THE PROBLEM
Output every record word for word.

# start of RAW RECORDS

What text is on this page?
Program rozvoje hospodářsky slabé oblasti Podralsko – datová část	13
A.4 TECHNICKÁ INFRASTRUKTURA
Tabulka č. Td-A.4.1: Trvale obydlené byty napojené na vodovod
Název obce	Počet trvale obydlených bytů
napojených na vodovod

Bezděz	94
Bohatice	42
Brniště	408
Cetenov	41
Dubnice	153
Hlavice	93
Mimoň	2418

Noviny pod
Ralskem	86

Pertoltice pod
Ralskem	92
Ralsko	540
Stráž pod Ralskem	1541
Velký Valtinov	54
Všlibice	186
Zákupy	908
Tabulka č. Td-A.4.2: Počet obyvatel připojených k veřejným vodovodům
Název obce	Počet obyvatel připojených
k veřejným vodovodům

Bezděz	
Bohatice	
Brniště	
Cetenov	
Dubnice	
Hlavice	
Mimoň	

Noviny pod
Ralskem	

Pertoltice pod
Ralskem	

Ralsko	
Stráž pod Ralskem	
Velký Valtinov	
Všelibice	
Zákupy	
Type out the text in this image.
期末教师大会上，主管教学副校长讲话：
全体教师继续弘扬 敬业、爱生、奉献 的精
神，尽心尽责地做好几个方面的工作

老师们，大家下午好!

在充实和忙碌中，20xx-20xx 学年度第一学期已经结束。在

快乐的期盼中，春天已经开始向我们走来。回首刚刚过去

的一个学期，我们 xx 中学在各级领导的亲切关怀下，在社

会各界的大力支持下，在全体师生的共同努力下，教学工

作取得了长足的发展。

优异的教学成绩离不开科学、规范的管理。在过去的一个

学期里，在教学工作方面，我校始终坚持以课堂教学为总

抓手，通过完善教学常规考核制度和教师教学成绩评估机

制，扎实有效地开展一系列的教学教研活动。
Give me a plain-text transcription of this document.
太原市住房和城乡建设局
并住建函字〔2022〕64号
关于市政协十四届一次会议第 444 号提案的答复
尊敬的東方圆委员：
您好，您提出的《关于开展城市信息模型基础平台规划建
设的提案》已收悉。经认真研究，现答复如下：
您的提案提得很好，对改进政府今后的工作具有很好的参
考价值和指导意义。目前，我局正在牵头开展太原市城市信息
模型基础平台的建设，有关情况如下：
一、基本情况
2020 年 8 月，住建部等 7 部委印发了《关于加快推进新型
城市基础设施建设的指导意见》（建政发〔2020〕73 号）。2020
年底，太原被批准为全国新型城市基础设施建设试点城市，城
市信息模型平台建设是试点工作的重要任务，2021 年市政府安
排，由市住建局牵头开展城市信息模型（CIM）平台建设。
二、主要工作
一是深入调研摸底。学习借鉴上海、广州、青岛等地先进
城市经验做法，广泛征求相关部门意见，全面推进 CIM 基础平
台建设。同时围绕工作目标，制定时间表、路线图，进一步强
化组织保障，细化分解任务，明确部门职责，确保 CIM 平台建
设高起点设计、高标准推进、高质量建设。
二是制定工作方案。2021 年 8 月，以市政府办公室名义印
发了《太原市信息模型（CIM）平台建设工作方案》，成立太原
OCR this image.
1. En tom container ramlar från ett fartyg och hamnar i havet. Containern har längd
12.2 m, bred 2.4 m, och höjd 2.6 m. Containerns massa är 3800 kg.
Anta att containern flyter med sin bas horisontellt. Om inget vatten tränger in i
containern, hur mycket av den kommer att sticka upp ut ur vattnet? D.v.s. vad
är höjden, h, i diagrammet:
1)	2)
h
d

# end of RAW RECORDS

OUTPUT FOR THIS TASK
What text is on this page?
Program rozvoje hospodářsky slabé oblasti Podralsko – datová část	13
A.4 TECHNICKÁ INFRASTRUKTURA
Tabulka č. Td-A.4.1: Trvale obydlené byty napojené na vodovod
Název obce	Počet trvale obydlených bytů
napojených na vodovod

Bezděz	94
Bohatice	42
Brniště	408
Cetenov	41
Dubnice	153
Hlavice	93
Mimoň	2418

Noviny pod
Ralskem	86

Pertoltice pod
Ralskem	92
Ralsko	540
Stráž pod Ralskem	1541
Velký Valtinov	54
Všlibice	186
Zákupy	908
Tabulka č. Td-A.4.2: Počet obyvatel připojených k veřejným vodovodům
Název obce	Počet obyvatel připojených
k veřejným vodovodům

Bezděz	
Bohatice	
Brniště	
Cetenov	
Dubnice	
Hlavice	
Mimoň	

Noviny pod
Ralskem	

Pertoltice pod
Ralskem	

Ralsko	
Stráž pod Ralskem	
Velký Valtinov	
Všelibice	
Zákupy	
Type out the text in this image.
期末教师大会上，主管教学副校长讲话：
全体教师继续弘扬 敬业、爱生、奉献 的精
神，尽心尽责地做好几个方面的工作

老师们，大家下午好!

在充实和忙碌中，20xx-20xx 学年度第一学期已经结束。在

快乐的期盼中，春天已经开始向我们走来。回首刚刚过去

的一个学期，我们 xx 中学在各级领导的亲切关怀下，在社

会各界的大力支持下，在全体师生的共同努力下，教学工

作取得了长足的发展。

优异的教学成绩离不开科学、规范的管理。在过去的一个

学期里，在教学工作方面，我校始终坚持以课堂教学为总

抓手，通过完善教学常规考核制度和教师教学成绩评估机

制，扎实有效地开展一系列的教学教研活动。
Give me a plain-text transcription of this document.
太原市住房和城乡建设局
并住建函字〔2022〕64号
关于市政协十四届一次会议第 444 号提案的答复
尊敬的東方圆委员：
您好，您提出的《关于开展城市信息模型基础平台规划建
设的提案》已收悉。经认真研究，现答复如下：
您的提案提得很好，对改进政府今后的工作具有很好的参
考价值和指导意义。目前，我局正在牵头开展太原市城市信息
模型基础平台的建设，有关情况如下：
一、基本情况
2020 年 8 月，住建部等 7 部委印发了《关于加快推进新型
城市基础设施建设的指导意见》（建政发〔2020〕73 号）。2020
年底，太原被批准为全国新型城市基础设施建设试点城市，城
市信息模型平台建设是试点工作的重要任务，2021 年市政府安
排，由市住建局牵头开展城市信息模型（CIM）平台建设。
二、主要工作
一是深入调研摸底。学习借鉴上海、广州、青岛等地先进
城市经验做法，广泛征求相关部门意见，全面推进 CIM 基础平
台建设。同时围绕工作目标，制定时间表、路线图，进一步强
化组织保障，细化分解任务，明确部门职责，确保 CIM 平台建
设高起点设计、高标准推进、高质量建设。
二是制定工作方案。2021 年 8 月，以市政府办公室名义印
发了《太原市信息模型（CIM）平台建设工作方案》，成立太原
OCR this image.
1. En tom container ramlar från ett fartyg och hamnar i havet. Containern har längd
12.2 m, bred 2.4 m, och höjd 2.6 m. Containerns massa är 3800 kg.
Anta att containern flyter med sin bas horisontellt. Om inget vatten tränger in i
containern, hur mycket av den kommer att sticka upp ut ur vattnet? D.v.s. vad
är höjden, h, i diagrammet:
1)	2)
h
d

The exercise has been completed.